#### Extracted material:
--- begin ---

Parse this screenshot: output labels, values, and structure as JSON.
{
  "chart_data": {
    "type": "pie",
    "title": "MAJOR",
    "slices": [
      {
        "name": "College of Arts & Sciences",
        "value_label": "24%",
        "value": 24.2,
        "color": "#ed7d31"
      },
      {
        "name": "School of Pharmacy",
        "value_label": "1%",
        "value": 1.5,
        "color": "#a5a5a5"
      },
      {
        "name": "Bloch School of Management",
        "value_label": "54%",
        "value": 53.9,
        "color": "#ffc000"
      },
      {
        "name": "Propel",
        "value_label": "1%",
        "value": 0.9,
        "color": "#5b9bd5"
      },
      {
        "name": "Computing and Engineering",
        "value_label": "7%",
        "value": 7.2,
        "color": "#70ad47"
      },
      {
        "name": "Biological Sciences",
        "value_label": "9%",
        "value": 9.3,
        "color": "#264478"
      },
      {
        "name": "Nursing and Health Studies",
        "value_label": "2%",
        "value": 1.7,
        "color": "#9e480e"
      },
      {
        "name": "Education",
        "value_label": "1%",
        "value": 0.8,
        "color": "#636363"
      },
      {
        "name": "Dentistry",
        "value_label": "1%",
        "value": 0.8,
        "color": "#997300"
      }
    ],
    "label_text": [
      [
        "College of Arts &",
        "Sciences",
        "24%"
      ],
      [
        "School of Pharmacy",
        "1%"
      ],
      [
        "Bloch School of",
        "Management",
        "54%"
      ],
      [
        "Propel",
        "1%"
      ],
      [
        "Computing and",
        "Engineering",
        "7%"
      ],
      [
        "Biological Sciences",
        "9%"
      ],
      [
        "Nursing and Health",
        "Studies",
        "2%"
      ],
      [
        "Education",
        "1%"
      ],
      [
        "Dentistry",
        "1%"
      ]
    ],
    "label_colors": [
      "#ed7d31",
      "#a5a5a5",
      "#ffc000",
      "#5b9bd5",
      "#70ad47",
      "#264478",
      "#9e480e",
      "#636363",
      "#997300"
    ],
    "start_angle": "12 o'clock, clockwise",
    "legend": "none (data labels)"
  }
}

--- end ---

Find the word "School" in the data and copy out each line where it turns up.

#### Result for this task:
        "name": "School of Pharmacy",
        "name": "Bloch School of Management",
        "School of Pharmacy",
        "Bloch School of",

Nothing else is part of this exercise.